Task to carry out: Each line that holds the word "JSON" is to be identified and copied.

Stored data entries:
━━━━━━━━━━━━━━━━━━━━

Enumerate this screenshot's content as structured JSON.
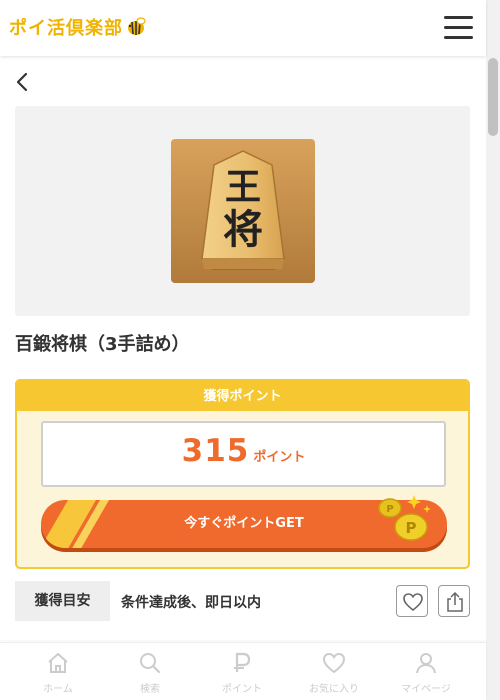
{
  "header": {
    "logo_text": "ポイ活倶楽部",
    "brand_color": "#f0b300"
  },
  "icons": {
    "menu": "hamburger-icon",
    "back": "chevron-left-icon",
    "favorite": "heart-icon",
    "share": "share-icon"
  },
  "offer": {
    "app_icon": "shogi-king-piece-icon",
    "icon_text_top": "王",
    "icon_text_bottom": "将",
    "title": "百鍛将棋（3手詰め）"
  },
  "points": {
    "header_label": "獲得ポイント",
    "value": "315",
    "unit": "ポイント",
    "cta_label": "今すぐポイントGET",
    "accent_color": "#ee6b2c",
    "card_color": "#f5c731"
  },
  "estimate": {
    "label": "獲得目安",
    "value": "条件達成後、即日以内"
  },
  "bottom_nav": {
    "items": [
      {
        "label": "ホーム",
        "icon": "home-icon"
      },
      {
        "label": "検索",
        "icon": "search-icon"
      },
      {
        "label": "ポイント",
        "icon": "point-p-icon"
      },
      {
        "label": "お気に入り",
        "icon": "heart-icon"
      },
      {
        "label": "マイページ",
        "icon": "user-icon"
      }
    ]
  }
}
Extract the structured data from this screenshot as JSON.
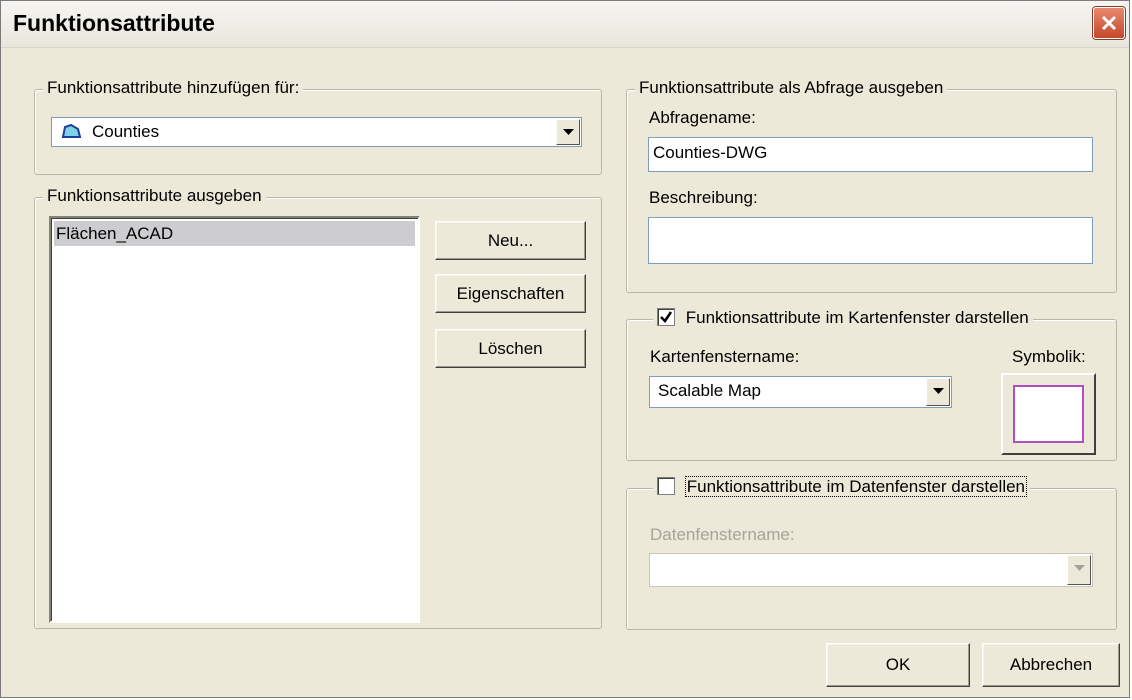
{
  "window": {
    "title": "Funktionsattribute"
  },
  "add_group": {
    "legend": "Funktionsattribute hinzufügen für:",
    "layer_value": "Counties",
    "layer_icon": "polygon-layer-icon"
  },
  "output_group": {
    "legend": "Funktionsattribute ausgeben",
    "items": [
      "Flächen_ACAD"
    ],
    "buttons": {
      "new": "Neu...",
      "properties": "Eigenschaften",
      "delete": "Löschen"
    }
  },
  "query_group": {
    "legend": "Funktionsattribute als Abfrage ausgeben",
    "name_label": "Abfragename:",
    "name_value": "Counties-DWG",
    "desc_label": "Beschreibung:",
    "desc_value": ""
  },
  "map_group": {
    "checkbox_label": "Funktionsattribute im Kartenfenster darstellen",
    "checked": true,
    "name_label": "Kartenfenstername:",
    "name_value": "Scalable Map",
    "symbol_label": "Symbolik:",
    "symbol_color": "#b04fc0"
  },
  "data_group": {
    "checkbox_label": "Funktionsattribute im Datenfenster darstellen",
    "checked": false,
    "name_label": "Datenfenstername:",
    "name_value": ""
  },
  "footer": {
    "ok": "OK",
    "cancel": "Abbrechen"
  }
}
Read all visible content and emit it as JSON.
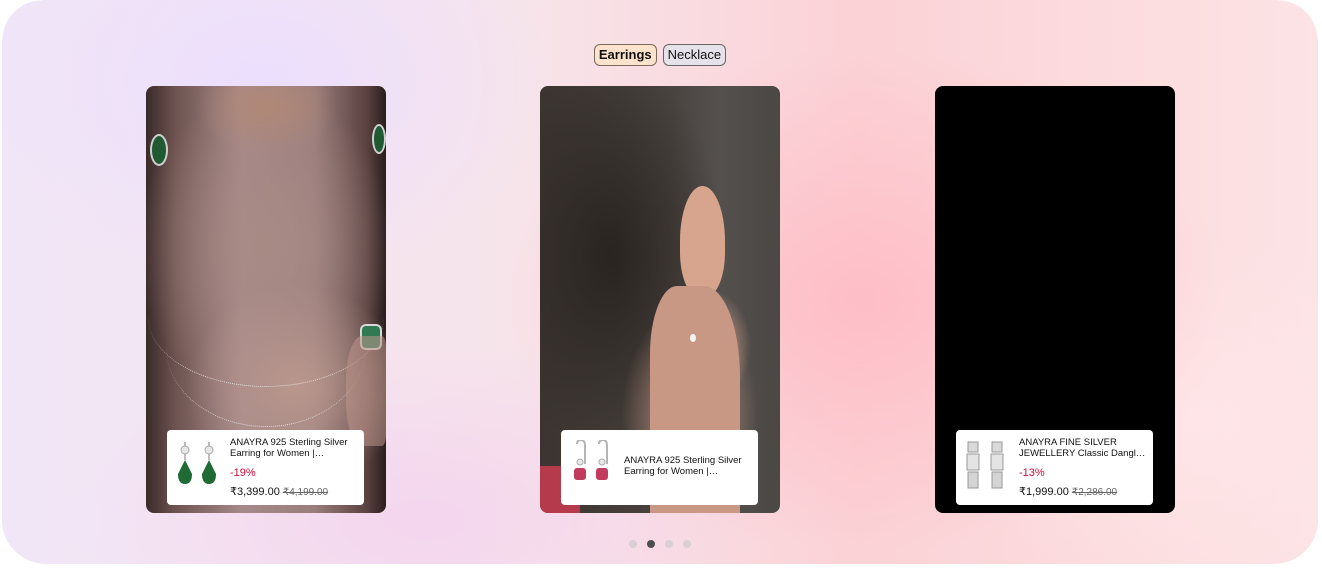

━━━━━━━━━━━━━━━━━━━━

Written response:
Enumerate this screenshot's content as structured JSON.
Extract the structured data from this screenshot as JSON.
Read all visible content and emit it as JSON.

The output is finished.